> Direction
Using the material that follows, identify and copy each line with the string "voidaan".

* Start Material supplied *

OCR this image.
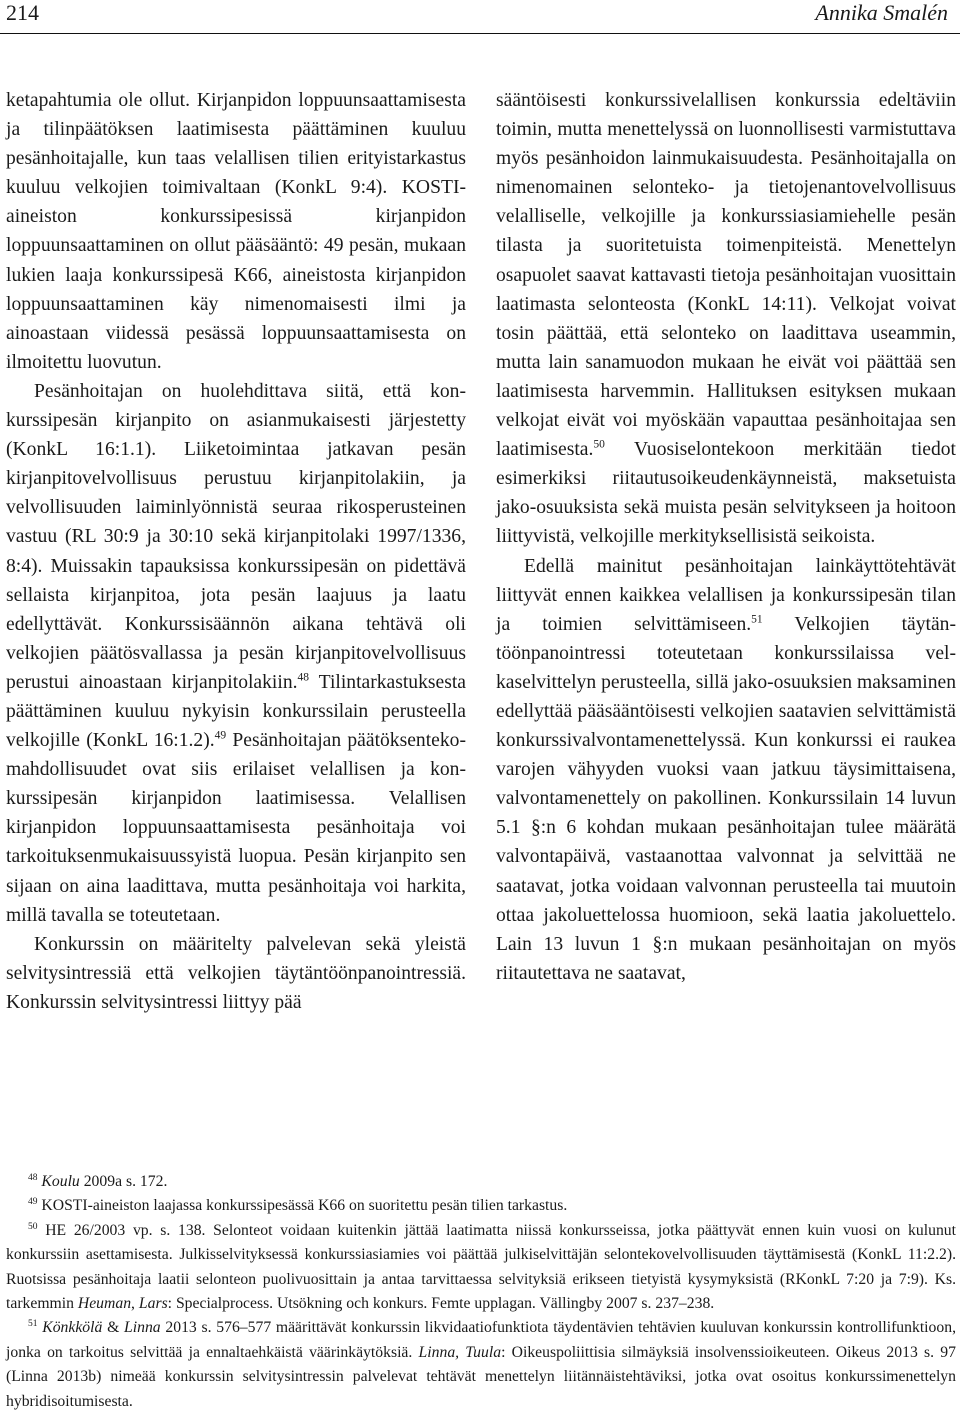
214	Annika Smalén

ketapahtumia ole ollut. Kirjanpidon loppuunsaattamisesta ja tilinpäätöksen laatimisesta päättäminen kuuluu pesänhoitajalle, kun taas velallisen tilien erityistarkastus kuuluu velkojien toimivaltaan (KonkL 9:4). KOSTI-aineiston konkurssipesissä kirjanpidon loppuunsaattaminen on ollut pääsääntö: 49 pesän, mukaan lukien laaja konkurssipesä K66, aineistosta kirjanpidon loppuunsaattaminen käy nimenomaisesti ilmi ja ainoastaan viidessä pesässä loppuunsaattamisesta on ilmoitettu luovutun.

Pesänhoitajan on huolehdittava siitä, että konkurssipesän kirjanpito on asianmukaisesti järjestetty (KonkL 16:1.1). Liiketoimintaa jatkavan pesän kirjanpitovelvollisuus perustuu kirjanpitolakiin, ja velvollisuuden laiminlyönnistä seuraa rikosperusteinen vastuu (RL 30:9 ja 30:10 sekä kirjanpitolaki 1997/1336, 8:4). Muissakin tapauksissa konkurssipesän on pidettävä sellaista kirjanpitoa, jota pesän laajuus ja laatu edellyttävät. Konkurssisäännön aikana tehtävä oli velkojien päätösvallassa ja pesän kirjanpitovelvollisuus perustui ainoastaan kirjanpitolakiin.$^{48}$ Tilintarkastuksesta päättäminen kuuluu nykyisin konkurssilain perusteella velkojille (KonkL 16:1.2).$^{49}$ Pesänhoitajan päätöksentekomahdollisuudet ovat siis erilaiset velallisen ja konkurssipesän kirjanpidon laatimisessa. Velallisen kirjanpidon loppuunsaattamisesta pesänhoitaja voi tarkoituksenmukaisuussyistä luopua. Pesän kirjanpito sen sijaan on aina laadittava, mutta pesänhoitaja voi harkita, millä tavalla se toteutetaan.

Konkurssin on määritelty palvelevan sekä yleistä selvitysintressiä että velkojien täytäntöönpanointressiä. Konkurssin selvitysintressi liittyy pää

sääntöisesti konkurssivelallisen konkurssia edeltäviin toimin, mutta menettelyssä on luonnollisesti varmistuttava myös pesänhoidon lainmukaisuudesta. Pesänhoitajalla on nimenomainen selonteko- ja tietojenantovelvollisuus velalliselle, velkojille ja konkurssiasiamiehelle pesän tilasta ja suoritetuista toimenpiteistä. Menettelyn osapuolet saavat kattavasti tietoja pesänhoitajan vuosittain laatimasta selonteosta (KonkL 14:11). Velkojat voivat tosin päättää, että selonteko on laadittava useammin, mutta lain sanamuodon mukaan he eivät voi päättää sen laatimisesta harvemmin. Hallituksen esityksen mukaan velkojat eivät voi myöskään vapauttaa pesänhoitajaa sen laatimisesta.$^{50}$ Vuosiselontekoon merkitään tiedot esimerkiksi riitautusoikeudenkäynneistä, maksetuista jako-osuuksista sekä muista pesän selvitykseen ja hoitoon liittyvistä, velkojille merkityksellisistä seikoista.

Edellä mainitut pesänhoitajan lainkäyttötehtävät liittyvät ennen kaikkea velallisen ja konkurssipesän tilan ja toimien selvittämiseen.$^{51}$ Velkojien täytäntöönpanointressi toteutetaan konkurssilaissa velkaselvittelyn perusteella, sillä jako-osuuksien maksaminen edellyttää pääsääntöisesti velkojien saatavien selvittämistä konkurssivalvontamenettelyssä. Kun konkurssi ei raukea varojen vähyyden vuoksi vaan jatkuu täysimittaisena, valvontamenettely on pakollinen. Konkurssilain 14 luvun 5.1 §:n 6 kohdan mukaan pesänhoitajan tulee määrätä valvontapäivä, vastaanottaa valvonnat ja selvittää ne saatavat, jotka voidaan valvonnan perusteella tai muutoin ottaa jakoluettelossa huomioon, sekä laatia jakoluettelo. Lain 13 luvun 1 §:n mukaan pesänhoitajan on myös riitautettava ne saatavat,

$^{48}$ Koulu 2009a s. 172.

$^{49}$ KOSTI-aineiston laajassa konkurssipesässä K66 on suoritettu pesän tilien tarkastus.

$^{50}$ HE 26/2003 vp. s. 138. Selonteot voidaan kuitenkin jättää laatimatta niissä konkursseissa, jotka päättyvät ennen kuin vuosi on kulunut konkurssiin asettamisesta. Julkisselvityksessä konkurssiasiamies voi päättää julkiselvittäjän selontekovelvollisuuden täyttämisestä (KonkL 11:2.2). Ruotsissa pesänhoitaja laatii selonteon puolivuosittain ja antaa tarvittaessa selvityksiä erikseen tietyistä kysymyksistä (RKonkL 7:20 ja 7:9). Ks. tarkemmin Heuman, Lars: Specialprocess. Utsökning och konkurs. Femte upplagan. Vällingby 2007 s. 237–238.

$^{51}$ Könkkölä & Linna 2013 s. 576–577 määrittävät konkurssin likvidaatiofunktiota täydentävien tehtävien kuuluvan konkurssin kontrollifunktioon, jonka on tarkoitus selvittää ja ennaltaehkäistä väärinkäytöksiä. Linna, Tuula: Oikeuspoliittisia silmäyksiä insolvenssioikeuteen. Oikeus 2013 s. 97 (Linna 2013b) nimeää konkurssin selvitysintressin palvelevat tehtävät menettelyn liitännäistehtäviksi, jotka ovat osoitus konkurssimenettelyn hybridisoitumisesta.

* End Material supplied *

> Response to the task
Edellä mainitut pesänhoitajan lainkäyttötehtävät liittyvät ennen kaikkea velallisen ja konkurssipesän tilan ja toimien selvittämiseen.$^{51}$ Velkojien täytäntöönpanointressi toteutetaan konkurssilaissa velkaselvittelyn perusteella, sillä jako-osuuksien maksaminen edellyttää pääsääntöisesti velkojien saatavien selvittämistä konkurssivalvontamenettelyssä. Kun konkurssi ei raukea varojen vähyyden vuoksi vaan jatkuu täysimittaisena, valvontamenettely on pakollinen. Konkurssilain 14 luvun 5.1 §:n 6 kohdan mukaan pesänhoitajan tulee määrätä valvontapäivä, vastaanottaa valvonnat ja selvittää ne saatavat, jotka voidaan valvonnan perusteella tai muutoin ottaa jakoluettelossa huomioon, sekä laatia jakoluettelo. Lain 13 luvun 1 §:n mukaan pesänhoitajan on myös riitautettava ne saatavat,
$^{50}$ HE 26/2003 vp. s. 138. Selonteot voidaan kuitenkin jättää laatimatta niissä konkursseissa, jotka päättyvät ennen kuin vuosi on kulunut konkurssiin asettamisesta. Julkisselvityksessä konkurssiasiamies voi päättää julkiselvittäjän selontekovelvollisuuden täyttämisestä (KonkL 11:2.2). Ruotsissa pesänhoitaja laatii selonteon puolivuosittain ja antaa tarvittaessa selvityksiä erikseen tietyistä kysymyksistä (RKonkL 7:20 ja 7:9). Ks. tarkemmin Heuman, Lars: Specialprocess. Utsökning och konkurs. Femte upplagan. Vällingby 2007 s. 237–238.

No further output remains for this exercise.